### Challenge
Below is a block of records; repeat each one exactly.

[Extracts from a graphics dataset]

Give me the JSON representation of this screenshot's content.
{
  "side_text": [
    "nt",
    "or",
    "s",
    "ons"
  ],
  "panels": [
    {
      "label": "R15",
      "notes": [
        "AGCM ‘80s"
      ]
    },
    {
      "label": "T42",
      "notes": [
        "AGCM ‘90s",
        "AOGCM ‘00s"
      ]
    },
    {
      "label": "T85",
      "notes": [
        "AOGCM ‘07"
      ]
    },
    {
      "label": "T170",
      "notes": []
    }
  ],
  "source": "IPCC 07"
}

### Exercise answer
Give me the JSON representation of this screenshot's content.
{
  "side_text": [
    "nt",
    "or",
    "s",
    "ons"
  ],
  "panels": [
    {
      "label": "R15",
      "notes": [
        "AGCM ‘80s"
      ]
    },
    {
      "label": "T42",
      "notes": [
        "AGCM ‘90s",
        "AOGCM ‘00s"
      ]
    },
    {
      "label": "T85",
      "notes": [
        "AOGCM ‘07"
      ]
    },
    {
      "label": "T170",
      "notes": []
    }
  ],
  "source": "IPCC 07"
}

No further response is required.